▶ _Provided data_:
[start]

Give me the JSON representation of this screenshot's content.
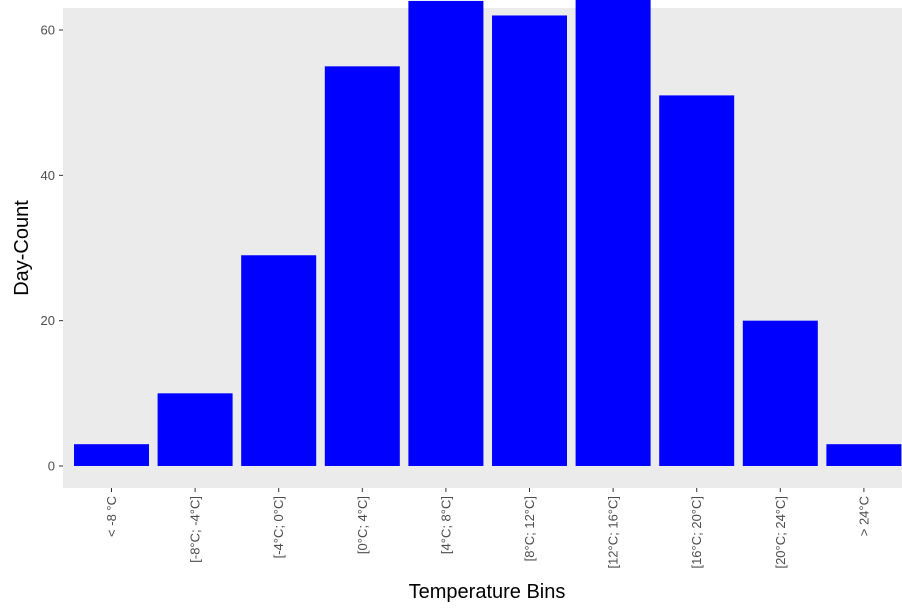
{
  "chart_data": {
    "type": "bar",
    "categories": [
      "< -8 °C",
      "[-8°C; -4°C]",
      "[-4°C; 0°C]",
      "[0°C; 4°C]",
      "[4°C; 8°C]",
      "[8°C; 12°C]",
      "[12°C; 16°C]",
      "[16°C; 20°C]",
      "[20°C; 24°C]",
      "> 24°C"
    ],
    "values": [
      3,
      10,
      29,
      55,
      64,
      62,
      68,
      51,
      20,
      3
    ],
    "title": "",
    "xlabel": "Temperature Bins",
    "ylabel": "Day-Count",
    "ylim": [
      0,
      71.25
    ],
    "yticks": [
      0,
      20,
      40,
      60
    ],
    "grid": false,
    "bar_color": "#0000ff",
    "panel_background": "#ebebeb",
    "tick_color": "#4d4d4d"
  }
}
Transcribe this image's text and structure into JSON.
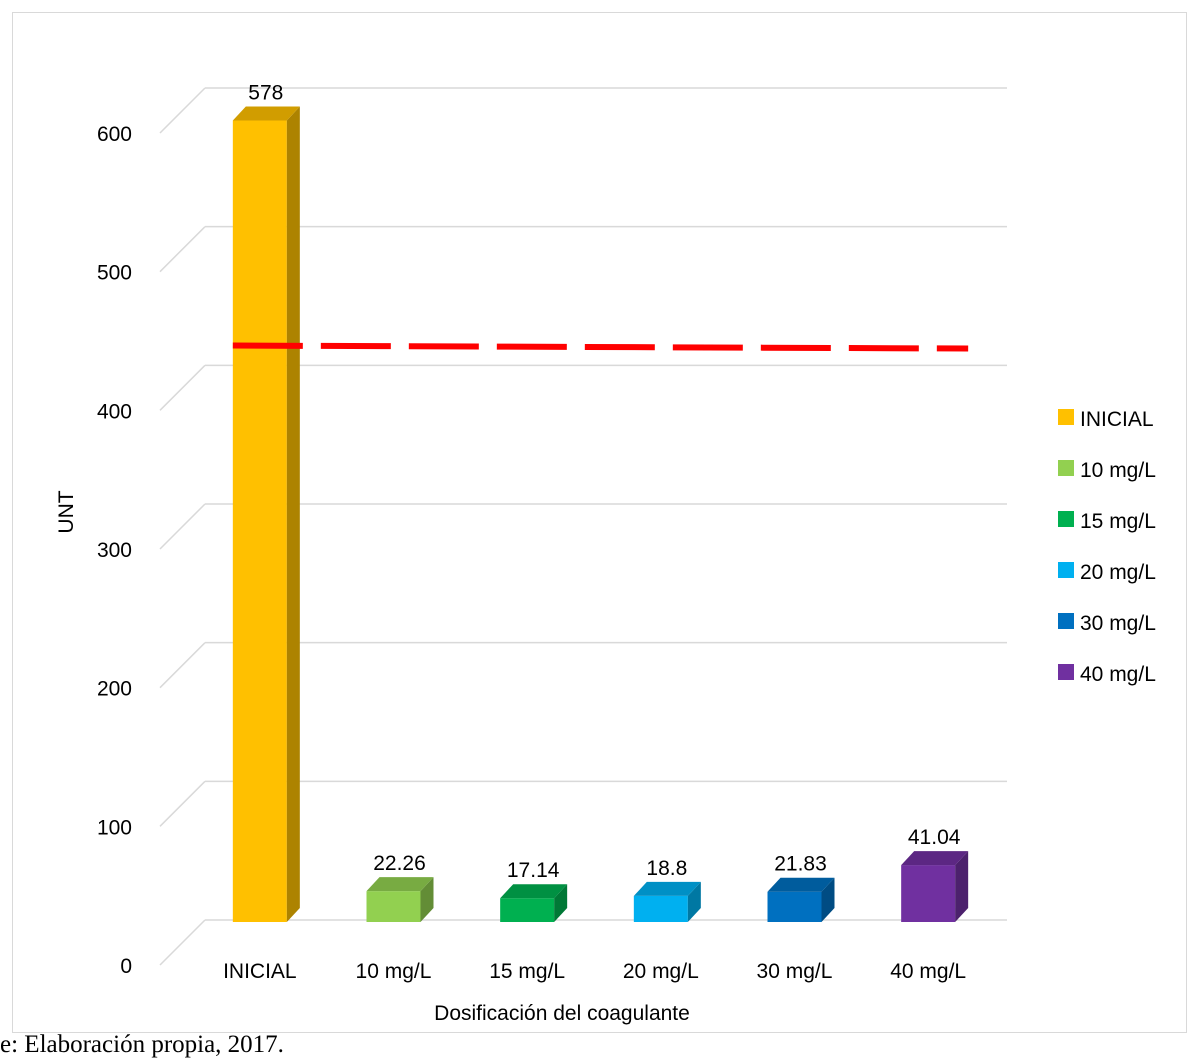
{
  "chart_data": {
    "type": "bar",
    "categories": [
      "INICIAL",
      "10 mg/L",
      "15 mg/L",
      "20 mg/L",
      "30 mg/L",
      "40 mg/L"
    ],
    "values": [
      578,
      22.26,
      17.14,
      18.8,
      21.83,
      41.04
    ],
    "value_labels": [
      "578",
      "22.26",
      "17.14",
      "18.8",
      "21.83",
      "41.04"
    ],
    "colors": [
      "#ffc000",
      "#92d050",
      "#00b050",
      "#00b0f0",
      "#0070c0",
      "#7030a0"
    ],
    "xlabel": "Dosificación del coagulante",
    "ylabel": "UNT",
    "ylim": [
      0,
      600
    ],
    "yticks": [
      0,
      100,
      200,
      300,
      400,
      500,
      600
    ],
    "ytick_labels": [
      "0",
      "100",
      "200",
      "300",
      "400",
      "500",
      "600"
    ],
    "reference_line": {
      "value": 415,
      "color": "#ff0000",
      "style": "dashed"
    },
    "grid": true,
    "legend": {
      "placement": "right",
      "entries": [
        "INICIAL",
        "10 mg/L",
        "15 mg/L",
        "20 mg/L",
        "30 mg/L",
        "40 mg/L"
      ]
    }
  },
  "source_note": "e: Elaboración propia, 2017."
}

[end]

▶ _Objective_: All of the records above must be copied exactly, except for the pictures.

▶ _Problem solution_:
Give me the JSON representation of this screenshot's content.
{
  "chart_data": {
    "type": "bar",
    "categories": [
      "< -8 °C",
      "[-8°C; -4°C]",
      "[-4°C; 0°C]",
      "[0°C; 4°C]",
      "[4°C; 8°C]",
      "[8°C; 12°C]",
      "[12°C; 16°C]",
      "[16°C; 20°C]",
      "[20°C; 24°C]",
      "> 24°C"
    ],
    "values": [
      3,
      10,
      29,
      55,
      64,
      62,
      68,
      51,
      20,
      3
    ],
    "title": "",
    "xlabel": "Temperature Bins",
    "ylabel": "Day-Count",
    "ylim": [
      0,
      71.25
    ],
    "yticks": [
      0,
      20,
      40,
      60
    ],
    "grid": false,
    "bar_color": "#0000ff",
    "panel_background": "#ebebeb",
    "tick_color": "#4d4d4d"
  }
}
Transcribe this image's text and structure into JSON.
{
  "chart_data": {
    "type": "bar",
    "categories": [
      "INICIAL",
      "10 mg/L",
      "15 mg/L",
      "20 mg/L",
      "30 mg/L",
      "40 mg/L"
    ],
    "values": [
      578,
      22.26,
      17.14,
      18.8,
      21.83,
      41.04
    ],
    "value_labels": [
      "578",
      "22.26",
      "17.14",
      "18.8",
      "21.83",
      "41.04"
    ],
    "colors": [
      "#ffc000",
      "#92d050",
      "#00b050",
      "#00b0f0",
      "#0070c0",
      "#7030a0"
    ],
    "xlabel": "Dosificación del coagulante",
    "ylabel": "UNT",
    "ylim": [
      0,
      600
    ],
    "yticks": [
      0,
      100,
      200,
      300,
      400,
      500,
      600
    ],
    "ytick_labels": [
      "0",
      "100",
      "200",
      "300",
      "400",
      "500",
      "600"
    ],
    "reference_line": {
      "value": 415,
      "color": "#ff0000",
      "style": "dashed"
    },
    "grid": true,
    "legend": {
      "placement": "right",
      "entries": [
        "INICIAL",
        "10 mg/L",
        "15 mg/L",
        "20 mg/L",
        "30 mg/L",
        "40 mg/L"
      ]
    }
  },
  "source_note": "e: Elaboración propia, 2017."
}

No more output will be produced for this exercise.